___ Data provided ___

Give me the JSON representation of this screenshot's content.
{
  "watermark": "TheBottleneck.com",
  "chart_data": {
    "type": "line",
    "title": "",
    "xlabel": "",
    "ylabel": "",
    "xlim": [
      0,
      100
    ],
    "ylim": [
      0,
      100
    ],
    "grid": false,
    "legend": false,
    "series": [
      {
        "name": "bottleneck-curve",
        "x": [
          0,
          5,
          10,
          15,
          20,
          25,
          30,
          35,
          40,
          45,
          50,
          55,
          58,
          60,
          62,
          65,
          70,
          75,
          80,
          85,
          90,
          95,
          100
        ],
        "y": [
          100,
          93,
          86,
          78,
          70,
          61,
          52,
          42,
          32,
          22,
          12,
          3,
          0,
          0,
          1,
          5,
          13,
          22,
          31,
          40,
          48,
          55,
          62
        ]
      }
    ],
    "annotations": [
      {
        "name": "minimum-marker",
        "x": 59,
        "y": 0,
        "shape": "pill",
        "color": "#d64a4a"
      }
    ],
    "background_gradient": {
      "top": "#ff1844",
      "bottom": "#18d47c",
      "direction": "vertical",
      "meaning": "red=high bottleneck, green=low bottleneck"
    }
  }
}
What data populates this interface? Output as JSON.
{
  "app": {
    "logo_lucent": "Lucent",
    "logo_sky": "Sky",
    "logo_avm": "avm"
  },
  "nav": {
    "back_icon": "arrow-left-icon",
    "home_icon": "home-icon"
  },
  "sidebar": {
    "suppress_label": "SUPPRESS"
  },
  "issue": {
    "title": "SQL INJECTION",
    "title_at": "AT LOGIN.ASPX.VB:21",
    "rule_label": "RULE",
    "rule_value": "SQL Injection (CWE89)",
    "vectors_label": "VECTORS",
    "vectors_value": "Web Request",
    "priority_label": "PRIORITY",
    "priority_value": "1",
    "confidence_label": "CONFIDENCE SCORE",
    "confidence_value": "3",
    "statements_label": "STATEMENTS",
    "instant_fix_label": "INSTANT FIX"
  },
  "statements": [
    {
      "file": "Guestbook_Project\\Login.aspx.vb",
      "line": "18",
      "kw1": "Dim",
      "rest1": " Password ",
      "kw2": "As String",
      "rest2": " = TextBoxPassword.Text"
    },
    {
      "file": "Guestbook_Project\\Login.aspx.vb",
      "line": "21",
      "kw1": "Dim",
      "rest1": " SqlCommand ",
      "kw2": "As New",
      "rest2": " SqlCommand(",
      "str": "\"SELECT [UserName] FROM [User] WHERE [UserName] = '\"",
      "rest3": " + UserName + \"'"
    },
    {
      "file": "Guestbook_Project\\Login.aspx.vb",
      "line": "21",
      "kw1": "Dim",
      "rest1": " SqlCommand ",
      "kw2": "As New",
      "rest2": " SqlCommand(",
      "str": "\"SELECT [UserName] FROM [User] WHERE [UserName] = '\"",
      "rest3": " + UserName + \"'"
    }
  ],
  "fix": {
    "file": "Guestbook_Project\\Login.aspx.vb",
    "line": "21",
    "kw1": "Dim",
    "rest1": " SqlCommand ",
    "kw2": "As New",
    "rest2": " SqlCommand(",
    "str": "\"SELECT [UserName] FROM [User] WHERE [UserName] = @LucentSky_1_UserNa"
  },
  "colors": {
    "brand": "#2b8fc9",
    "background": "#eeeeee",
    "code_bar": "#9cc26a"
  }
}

___

→ Goal
Write out every entry word for word.

→ Final result
Give me the JSON representation of this screenshot's content.
{
  "watermark": "TheBottleneck.com",
  "chart_data": {
    "type": "line",
    "title": "",
    "xlabel": "",
    "ylabel": "",
    "xlim": [
      0,
      100
    ],
    "ylim": [
      0,
      100
    ],
    "grid": false,
    "legend": false,
    "series": [
      {
        "name": "bottleneck-curve",
        "x": [
          0,
          5,
          10,
          15,
          20,
          25,
          30,
          35,
          40,
          45,
          50,
          55,
          58,
          60,
          62,
          65,
          70,
          75,
          80,
          85,
          90,
          95,
          100
        ],
        "y": [
          100,
          93,
          86,
          78,
          70,
          61,
          52,
          42,
          32,
          22,
          12,
          3,
          0,
          0,
          1,
          5,
          13,
          22,
          31,
          40,
          48,
          55,
          62
        ]
      }
    ],
    "annotations": [
      {
        "name": "minimum-marker",
        "x": 59,
        "y": 0,
        "shape": "pill",
        "color": "#d64a4a"
      }
    ],
    "background_gradient": {
      "top": "#ff1844",
      "bottom": "#18d47c",
      "direction": "vertical",
      "meaning": "red=high bottleneck, green=low bottleneck"
    }
  }
}
What data populates this interface? Output as JSON.
{
  "app": {
    "logo_lucent": "Lucent",
    "logo_sky": "Sky",
    "logo_avm": "avm"
  },
  "nav": {
    "back_icon": "arrow-left-icon",
    "home_icon": "home-icon"
  },
  "sidebar": {
    "suppress_label": "SUPPRESS"
  },
  "issue": {
    "title": "SQL INJECTION",
    "title_at": "AT LOGIN.ASPX.VB:21",
    "rule_label": "RULE",
    "rule_value": "SQL Injection (CWE89)",
    "vectors_label": "VECTORS",
    "vectors_value": "Web Request",
    "priority_label": "PRIORITY",
    "priority_value": "1",
    "confidence_label": "CONFIDENCE SCORE",
    "confidence_value": "3",
    "statements_label": "STATEMENTS",
    "instant_fix_label": "INSTANT FIX"
  },
  "statements": [
    {
      "file": "Guestbook_Project\\Login.aspx.vb",
      "line": "18",
      "kw1": "Dim",
      "rest1": " Password ",
      "kw2": "As String",
      "rest2": " = TextBoxPassword.Text"
    },
    {
      "file": "Guestbook_Project\\Login.aspx.vb",
      "line": "21",
      "kw1": "Dim",
      "rest1": " SqlCommand ",
      "kw2": "As New",
      "rest2": " SqlCommand(",
      "str": "\"SELECT [UserName] FROM [User] WHERE [UserName] = '\"",
      "rest3": " + UserName + \"'"
    },
    {
      "file": "Guestbook_Project\\Login.aspx.vb",
      "line": "21",
      "kw1": "Dim",
      "rest1": " SqlCommand ",
      "kw2": "As New",
      "rest2": " SqlCommand(",
      "str": "\"SELECT [UserName] FROM [User] WHERE [UserName] = '\"",
      "rest3": " + UserName + \"'"
    }
  ],
  "fix": {
    "file": "Guestbook_Project\\Login.aspx.vb",
    "line": "21",
    "kw1": "Dim",
    "rest1": " SqlCommand ",
    "kw2": "As New",
    "rest2": " SqlCommand(",
    "str": "\"SELECT [UserName] FROM [User] WHERE [UserName] = @LucentSky_1_UserNa"
  },
  "colors": {
    "brand": "#2b8fc9",
    "background": "#eeeeee",
    "code_bar": "#9cc26a"
  }
}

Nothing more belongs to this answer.